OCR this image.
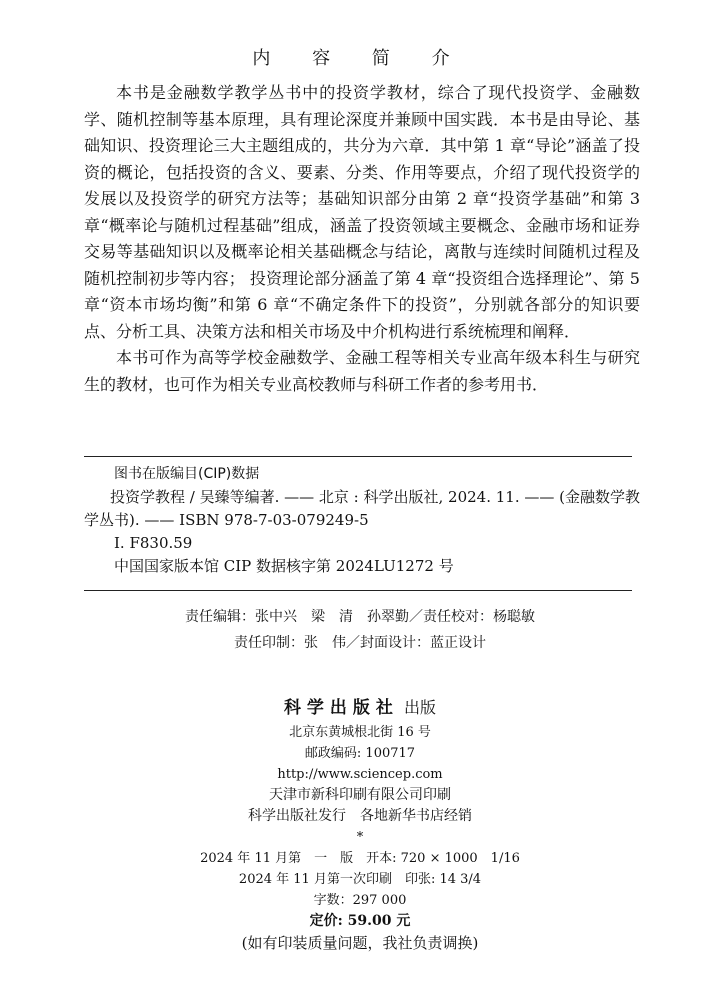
内 容 简 介

本书是金融数学教学丛书中的投资学教材，综合了现代投资学、金融数学、随机控制等基本原理，具有理论深度并兼顾中国实践．本书是由导论、基础知识、投资理论三大主题组成的，共分为六章．其中第 1 章“导论”涵盖了投资的概论，包括投资的含义、要素、分类、作用等要点，介绍了现代投资学的发展以及投资学的研究方法等；基础知识部分由第 2 章“投资学基础”和第 3 章“概率论与随机过程基础”组成，涵盖了投资领域主要概念、金融市场和证券交易等基础知识以及概率论相关基础概念与结论，离散与连续时间随机过程及随机控制初步等内容； 投资理论部分涵盖了第 4 章“投资组合选择理论”、第 5 章“资本市场均衡”和第 6 章“不确定条件下的投资”，分别就各部分的知识要点、分析工具、决策方法和相关市场及中介机构进行系统梳理和阐释．

本书可作为高等学校金融数学、金融工程等相关专业高年级本科生与研究生的教材，也可作为相关专业高校教师与科研工作者的参考用书．

图书在版编目(CIP)数据

投资学教程 / 吴臻等编著. —— 北京 : 科学出版社, 2024. 11. —— (金融数学教学丛书). —— ISBN 978-7-03-079249-5

Ⅰ. F830.59
中国国家版本馆 CIP 数据核字第 2024LU1272 号
责任编辑：张中兴　梁　清　孙翠勤／责任校对：杨聪敏
责任印制：张　伟／封面设计：蓝正设计
科学出版社 出版
北京东黄城根北街 16 号
邮政编码: 100717
http://www.sciencep.com
天津市新科印刷有限公司印刷
科学出版社发行　各地新华书店经销
*
2024 年 11 月第　一　版　开本: 720 × 1000　1/16
2024 年 11 月第一次印刷　印张: 14 3/4
字数：297 000
定价: 59.00 元
(如有印装质量问题，我社负责调换)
--------
SHORT EXERCISE — Replicate the material above verbatim; images stay out of the copy.

EXERCISE RESULT —
OCR this image.
内 容 简 介

本书是金融数学教学丛书中的投资学教材，综合了现代投资学、金融数学、随机控制等基本原理，具有理论深度并兼顾中国实践．本书是由导论、基础知识、投资理论三大主题组成的，共分为六章．其中第 1 章“导论”涵盖了投资的概论，包括投资的含义、要素、分类、作用等要点，介绍了现代投资学的发展以及投资学的研究方法等；基础知识部分由第 2 章“投资学基础”和第 3 章“概率论与随机过程基础”组成，涵盖了投资领域主要概念、金融市场和证券交易等基础知识以及概率论相关基础概念与结论，离散与连续时间随机过程及随机控制初步等内容； 投资理论部分涵盖了第 4 章“投资组合选择理论”、第 5 章“资本市场均衡”和第 6 章“不确定条件下的投资”，分别就各部分的知识要点、分析工具、决策方法和相关市场及中介机构进行系统梳理和阐释．

本书可作为高等学校金融数学、金融工程等相关专业高年级本科生与研究生的教材，也可作为相关专业高校教师与科研工作者的参考用书．

图书在版编目(CIP)数据

投资学教程 / 吴臻等编著. —— 北京 : 科学出版社, 2024. 11. —— (金融数学教学丛书). —— ISBN 978-7-03-079249-5

Ⅰ. F830.59
中国国家版本馆 CIP 数据核字第 2024LU1272 号
责任编辑：张中兴　梁　清　孙翠勤／责任校对：杨聪敏
责任印制：张　伟／封面设计：蓝正设计
科学出版社 出版
北京东黄城根北街 16 号
邮政编码: 100717
http://www.sciencep.com
天津市新科印刷有限公司印刷
科学出版社发行　各地新华书店经销
*
2024 年 11 月第　一　版　开本: 720 × 1000　1/16
2024 年 11 月第一次印刷　印张: 14 3/4
字数：297 000
定价: 59.00 元
(如有印装质量问题，我社负责调换)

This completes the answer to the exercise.